**Short task**
Look through the data below and report how many lines include "apply". Only the number should be given.

**Source records**

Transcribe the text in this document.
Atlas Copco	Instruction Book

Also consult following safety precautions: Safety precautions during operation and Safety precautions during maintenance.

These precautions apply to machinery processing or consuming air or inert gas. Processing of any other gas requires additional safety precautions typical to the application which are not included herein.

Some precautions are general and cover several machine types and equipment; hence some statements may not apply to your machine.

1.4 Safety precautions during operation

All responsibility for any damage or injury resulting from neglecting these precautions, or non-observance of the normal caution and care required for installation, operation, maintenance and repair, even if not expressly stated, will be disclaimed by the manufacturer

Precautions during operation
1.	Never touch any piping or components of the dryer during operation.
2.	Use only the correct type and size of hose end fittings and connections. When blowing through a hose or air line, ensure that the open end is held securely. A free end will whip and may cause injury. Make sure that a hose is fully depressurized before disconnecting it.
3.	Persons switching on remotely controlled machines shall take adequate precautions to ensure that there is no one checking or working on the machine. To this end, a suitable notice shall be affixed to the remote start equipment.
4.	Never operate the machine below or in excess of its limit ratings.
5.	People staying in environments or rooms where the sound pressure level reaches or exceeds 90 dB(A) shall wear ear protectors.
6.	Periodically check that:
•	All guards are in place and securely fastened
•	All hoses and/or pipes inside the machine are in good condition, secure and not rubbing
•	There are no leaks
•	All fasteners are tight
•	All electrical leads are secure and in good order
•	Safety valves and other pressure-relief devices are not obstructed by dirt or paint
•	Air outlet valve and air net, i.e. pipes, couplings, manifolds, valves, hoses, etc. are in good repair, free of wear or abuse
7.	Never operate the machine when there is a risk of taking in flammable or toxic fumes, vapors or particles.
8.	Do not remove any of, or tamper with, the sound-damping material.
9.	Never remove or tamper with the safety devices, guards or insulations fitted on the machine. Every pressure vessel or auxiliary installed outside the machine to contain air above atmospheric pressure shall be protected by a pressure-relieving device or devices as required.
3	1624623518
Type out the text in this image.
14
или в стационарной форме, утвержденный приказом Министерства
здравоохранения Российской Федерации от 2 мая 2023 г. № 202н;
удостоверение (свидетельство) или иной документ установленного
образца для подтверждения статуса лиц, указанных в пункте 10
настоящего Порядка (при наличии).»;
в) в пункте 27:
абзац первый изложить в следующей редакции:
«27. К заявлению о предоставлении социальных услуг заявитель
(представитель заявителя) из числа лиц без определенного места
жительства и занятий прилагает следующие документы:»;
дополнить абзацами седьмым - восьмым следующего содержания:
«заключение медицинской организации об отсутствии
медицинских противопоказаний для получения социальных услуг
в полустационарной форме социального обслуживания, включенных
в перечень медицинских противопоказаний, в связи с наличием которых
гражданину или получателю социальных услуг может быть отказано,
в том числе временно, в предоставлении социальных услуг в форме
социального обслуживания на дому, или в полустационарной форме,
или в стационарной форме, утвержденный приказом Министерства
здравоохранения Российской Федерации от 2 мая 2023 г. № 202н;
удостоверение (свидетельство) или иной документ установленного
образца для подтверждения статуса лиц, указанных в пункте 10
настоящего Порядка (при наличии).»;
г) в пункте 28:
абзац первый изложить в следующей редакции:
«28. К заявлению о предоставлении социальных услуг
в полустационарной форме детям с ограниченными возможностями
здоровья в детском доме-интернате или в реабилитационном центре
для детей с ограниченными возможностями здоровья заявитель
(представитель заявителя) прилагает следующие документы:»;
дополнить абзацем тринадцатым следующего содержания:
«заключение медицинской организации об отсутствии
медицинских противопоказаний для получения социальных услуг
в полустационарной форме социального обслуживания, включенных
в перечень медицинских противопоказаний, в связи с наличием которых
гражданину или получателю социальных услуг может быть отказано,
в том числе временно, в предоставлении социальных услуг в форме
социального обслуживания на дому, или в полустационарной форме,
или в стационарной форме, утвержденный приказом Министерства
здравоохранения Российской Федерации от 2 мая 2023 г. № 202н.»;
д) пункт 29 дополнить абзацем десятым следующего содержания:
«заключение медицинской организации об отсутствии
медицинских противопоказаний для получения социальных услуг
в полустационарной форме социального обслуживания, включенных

**Solution for this exercise**
2